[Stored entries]
__________

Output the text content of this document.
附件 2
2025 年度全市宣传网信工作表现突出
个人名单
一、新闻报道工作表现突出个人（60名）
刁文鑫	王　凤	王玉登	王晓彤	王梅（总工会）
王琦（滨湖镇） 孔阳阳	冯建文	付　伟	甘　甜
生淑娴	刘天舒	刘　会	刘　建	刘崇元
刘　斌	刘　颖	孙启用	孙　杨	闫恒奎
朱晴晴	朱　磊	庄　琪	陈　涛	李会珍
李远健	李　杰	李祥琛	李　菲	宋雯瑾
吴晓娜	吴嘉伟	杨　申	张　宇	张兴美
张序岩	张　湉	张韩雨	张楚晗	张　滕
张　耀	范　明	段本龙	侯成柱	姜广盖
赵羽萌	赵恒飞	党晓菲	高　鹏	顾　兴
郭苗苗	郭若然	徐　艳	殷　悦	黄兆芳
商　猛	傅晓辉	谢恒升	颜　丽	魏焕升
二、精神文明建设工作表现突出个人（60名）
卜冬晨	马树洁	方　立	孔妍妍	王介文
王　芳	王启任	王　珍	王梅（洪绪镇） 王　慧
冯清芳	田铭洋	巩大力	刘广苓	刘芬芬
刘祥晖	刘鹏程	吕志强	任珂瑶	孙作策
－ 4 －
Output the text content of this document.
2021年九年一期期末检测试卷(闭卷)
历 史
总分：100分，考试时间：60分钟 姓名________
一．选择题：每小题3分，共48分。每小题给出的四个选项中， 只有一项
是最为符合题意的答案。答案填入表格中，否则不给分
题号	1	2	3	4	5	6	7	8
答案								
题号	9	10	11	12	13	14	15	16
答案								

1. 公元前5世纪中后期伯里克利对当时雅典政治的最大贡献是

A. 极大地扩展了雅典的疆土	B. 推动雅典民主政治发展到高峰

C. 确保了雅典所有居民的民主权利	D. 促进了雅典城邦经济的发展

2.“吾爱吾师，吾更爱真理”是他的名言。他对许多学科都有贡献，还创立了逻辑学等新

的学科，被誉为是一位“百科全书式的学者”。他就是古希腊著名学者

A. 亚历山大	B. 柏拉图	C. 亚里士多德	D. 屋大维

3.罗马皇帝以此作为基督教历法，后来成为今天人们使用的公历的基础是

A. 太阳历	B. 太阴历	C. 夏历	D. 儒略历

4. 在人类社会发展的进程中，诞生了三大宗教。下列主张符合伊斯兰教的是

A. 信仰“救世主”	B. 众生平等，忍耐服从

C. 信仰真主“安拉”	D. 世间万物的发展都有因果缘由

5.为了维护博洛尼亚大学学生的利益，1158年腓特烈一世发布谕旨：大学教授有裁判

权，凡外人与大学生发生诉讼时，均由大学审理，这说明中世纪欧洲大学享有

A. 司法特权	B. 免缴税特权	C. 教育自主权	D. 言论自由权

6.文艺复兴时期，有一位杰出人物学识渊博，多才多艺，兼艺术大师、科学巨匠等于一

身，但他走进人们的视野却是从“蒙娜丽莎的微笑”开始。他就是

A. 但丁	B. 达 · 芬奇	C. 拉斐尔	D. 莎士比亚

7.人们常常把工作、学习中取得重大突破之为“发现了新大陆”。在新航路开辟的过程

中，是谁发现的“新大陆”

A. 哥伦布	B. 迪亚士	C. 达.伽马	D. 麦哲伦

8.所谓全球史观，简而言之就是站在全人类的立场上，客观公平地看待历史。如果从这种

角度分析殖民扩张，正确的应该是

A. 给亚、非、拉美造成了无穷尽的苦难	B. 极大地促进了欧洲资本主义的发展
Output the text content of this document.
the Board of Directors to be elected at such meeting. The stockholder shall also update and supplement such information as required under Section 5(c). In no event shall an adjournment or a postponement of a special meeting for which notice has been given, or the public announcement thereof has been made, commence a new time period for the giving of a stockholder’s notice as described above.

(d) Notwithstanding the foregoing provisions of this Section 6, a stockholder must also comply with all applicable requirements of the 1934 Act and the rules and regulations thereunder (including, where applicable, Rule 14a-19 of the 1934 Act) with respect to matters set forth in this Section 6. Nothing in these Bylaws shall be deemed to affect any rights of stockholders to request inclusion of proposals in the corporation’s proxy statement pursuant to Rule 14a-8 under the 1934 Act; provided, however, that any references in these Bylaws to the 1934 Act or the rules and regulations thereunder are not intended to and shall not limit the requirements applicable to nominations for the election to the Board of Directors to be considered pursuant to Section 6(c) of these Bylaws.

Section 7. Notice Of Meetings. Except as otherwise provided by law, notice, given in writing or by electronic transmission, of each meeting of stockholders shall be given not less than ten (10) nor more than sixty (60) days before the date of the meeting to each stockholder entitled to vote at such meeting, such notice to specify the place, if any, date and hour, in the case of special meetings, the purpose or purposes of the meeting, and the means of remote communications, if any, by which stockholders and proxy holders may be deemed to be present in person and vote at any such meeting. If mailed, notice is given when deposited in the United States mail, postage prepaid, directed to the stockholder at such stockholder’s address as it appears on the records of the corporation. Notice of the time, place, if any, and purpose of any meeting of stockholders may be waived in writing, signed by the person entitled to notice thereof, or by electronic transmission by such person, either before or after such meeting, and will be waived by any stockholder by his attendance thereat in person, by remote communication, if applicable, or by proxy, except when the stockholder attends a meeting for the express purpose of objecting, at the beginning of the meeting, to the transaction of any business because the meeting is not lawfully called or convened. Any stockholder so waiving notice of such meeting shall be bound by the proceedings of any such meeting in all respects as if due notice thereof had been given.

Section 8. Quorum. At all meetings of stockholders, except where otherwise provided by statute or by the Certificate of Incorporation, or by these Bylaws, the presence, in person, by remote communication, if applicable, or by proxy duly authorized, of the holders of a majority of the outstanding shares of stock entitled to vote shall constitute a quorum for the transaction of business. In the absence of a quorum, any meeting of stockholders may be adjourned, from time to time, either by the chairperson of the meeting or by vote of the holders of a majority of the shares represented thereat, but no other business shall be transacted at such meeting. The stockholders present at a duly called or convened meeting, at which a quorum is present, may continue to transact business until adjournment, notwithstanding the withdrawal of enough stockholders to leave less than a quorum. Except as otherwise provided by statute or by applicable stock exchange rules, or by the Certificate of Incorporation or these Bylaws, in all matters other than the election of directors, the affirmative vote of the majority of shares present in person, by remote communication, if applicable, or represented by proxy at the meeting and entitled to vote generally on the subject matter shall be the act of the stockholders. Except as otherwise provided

__________

◆ **Direction**: Extract all of the material exactly as it is written.

◆ **The solution**:
Output the text content of this document.
附件 2
2025 年度全市宣传网信工作表现突出
个人名单
一、新闻报道工作表现突出个人（60名）
刁文鑫	王　凤	王玉登	王晓彤	王梅（总工会）
王琦（滨湖镇） 孔阳阳	冯建文	付　伟	甘　甜
生淑娴	刘天舒	刘　会	刘　建	刘崇元
刘　斌	刘　颖	孙启用	孙　杨	闫恒奎
朱晴晴	朱　磊	庄　琪	陈　涛	李会珍
李远健	李　杰	李祥琛	李　菲	宋雯瑾
吴晓娜	吴嘉伟	杨　申	张　宇	张兴美
张序岩	张　湉	张韩雨	张楚晗	张　滕
张　耀	范　明	段本龙	侯成柱	姜广盖
赵羽萌	赵恒飞	党晓菲	高　鹏	顾　兴
郭苗苗	郭若然	徐　艳	殷　悦	黄兆芳
商　猛	傅晓辉	谢恒升	颜　丽	魏焕升
二、精神文明建设工作表现突出个人（60名）
卜冬晨	马树洁	方　立	孔妍妍	王介文
王　芳	王启任	王　珍	王梅（洪绪镇） 王　慧
冯清芳	田铭洋	巩大力	刘广苓	刘芬芬
刘祥晖	刘鹏程	吕志强	任珂瑶	孙作策
－ 4 －
Output the text content of this document.
2021年九年一期期末检测试卷(闭卷)
历 史
总分：100分，考试时间：60分钟 姓名________
一．选择题：每小题3分，共48分。每小题给出的四个选项中， 只有一项
是最为符合题意的答案。答案填入表格中，否则不给分
题号	1	2	3	4	5	6	7	8
答案								
题号	9	10	11	12	13	14	15	16
答案								

1. 公元前5世纪中后期伯里克利对当时雅典政治的最大贡献是

A. 极大地扩展了雅典的疆土	B. 推动雅典民主政治发展到高峰

C. 确保了雅典所有居民的民主权利	D. 促进了雅典城邦经济的发展

2.“吾爱吾师，吾更爱真理”是他的名言。他对许多学科都有贡献，还创立了逻辑学等新

的学科，被誉为是一位“百科全书式的学者”。他就是古希腊著名学者

A. 亚历山大	B. 柏拉图	C. 亚里士多德	D. 屋大维

3.罗马皇帝以此作为基督教历法，后来成为今天人们使用的公历的基础是

A. 太阳历	B. 太阴历	C. 夏历	D. 儒略历

4. 在人类社会发展的进程中，诞生了三大宗教。下列主张符合伊斯兰教的是

A. 信仰“救世主”	B. 众生平等，忍耐服从

C. 信仰真主“安拉”	D. 世间万物的发展都有因果缘由

5.为了维护博洛尼亚大学学生的利益，1158年腓特烈一世发布谕旨：大学教授有裁判

权，凡外人与大学生发生诉讼时，均由大学审理，这说明中世纪欧洲大学享有

A. 司法特权	B. 免缴税特权	C. 教育自主权	D. 言论自由权

6.文艺复兴时期，有一位杰出人物学识渊博，多才多艺，兼艺术大师、科学巨匠等于一

身，但他走进人们的视野却是从“蒙娜丽莎的微笑”开始。他就是

A. 但丁	B. 达 · 芬奇	C. 拉斐尔	D. 莎士比亚

7.人们常常把工作、学习中取得重大突破之为“发现了新大陆”。在新航路开辟的过程

中，是谁发现的“新大陆”

A. 哥伦布	B. 迪亚士	C. 达.伽马	D. 麦哲伦

8.所谓全球史观，简而言之就是站在全人类的立场上，客观公平地看待历史。如果从这种

角度分析殖民扩张，正确的应该是

A. 给亚、非、拉美造成了无穷尽的苦难	B. 极大地促进了欧洲资本主义的发展
Output the text content of this document.
the Board of Directors to be elected at such meeting. The stockholder shall also update and supplement such information as required under Section 5(c). In no event shall an adjournment or a postponement of a special meeting for which notice has been given, or the public announcement thereof has been made, commence a new time period for the giving of a stockholder’s notice as described above.

(d) Notwithstanding the foregoing provisions of this Section 6, a stockholder must also comply with all applicable requirements of the 1934 Act and the rules and regulations thereunder (including, where applicable, Rule 14a-19 of the 1934 Act) with respect to matters set forth in this Section 6. Nothing in these Bylaws shall be deemed to affect any rights of stockholders to request inclusion of proposals in the corporation’s proxy statement pursuant to Rule 14a-8 under the 1934 Act; provided, however, that any references in these Bylaws to the 1934 Act or the rules and regulations thereunder are not intended to and shall not limit the requirements applicable to nominations for the election to the Board of Directors to be considered pursuant to Section 6(c) of these Bylaws.

Section 7. Notice Of Meetings. Except as otherwise provided by law, notice, given in writing or by electronic transmission, of each meeting of stockholders shall be given not less than ten (10) nor more than sixty (60) days before the date of the meeting to each stockholder entitled to vote at such meeting, such notice to specify the place, if any, date and hour, in the case of special meetings, the purpose or purposes of the meeting, and the means of remote communications, if any, by which stockholders and proxy holders may be deemed to be present in person and vote at any such meeting. If mailed, notice is given when deposited in the United States mail, postage prepaid, directed to the stockholder at such stockholder’s address as it appears on the records of the corporation. Notice of the time, place, if any, and purpose of any meeting of stockholders may be waived in writing, signed by the person entitled to notice thereof, or by electronic transmission by such person, either before or after such meeting, and will be waived by any stockholder by his attendance thereat in person, by remote communication, if applicable, or by proxy, except when the stockholder attends a meeting for the express purpose of objecting, at the beginning of the meeting, to the transaction of any business because the meeting is not lawfully called or convened. Any stockholder so waiving notice of such meeting shall be bound by the proceedings of any such meeting in all respects as if due notice thereof had been given.

Section 8. Quorum. At all meetings of stockholders, except where otherwise provided by statute or by the Certificate of Incorporation, or by these Bylaws, the presence, in person, by remote communication, if applicable, or by proxy duly authorized, of the holders of a majority of the outstanding shares of stock entitled to vote shall constitute a quorum for the transaction of business. In the absence of a quorum, any meeting of stockholders may be adjourned, from time to time, either by the chairperson of the meeting or by vote of the holders of a majority of the shares represented thereat, but no other business shall be transacted at such meeting. The stockholders present at a duly called or convened meeting, at which a quorum is present, may continue to transact business until adjournment, notwithstanding the withdrawal of enough stockholders to leave less than a quorum. Except as otherwise provided by statute or by applicable stock exchange rules, or by the Certificate of Incorporation or these Bylaws, in all matters other than the election of directors, the affirmative vote of the majority of shares present in person, by remote communication, if applicable, or represented by proxy at the meeting and entitled to vote generally on the subject matter shall be the act of the stockholders. Except as otherwise provided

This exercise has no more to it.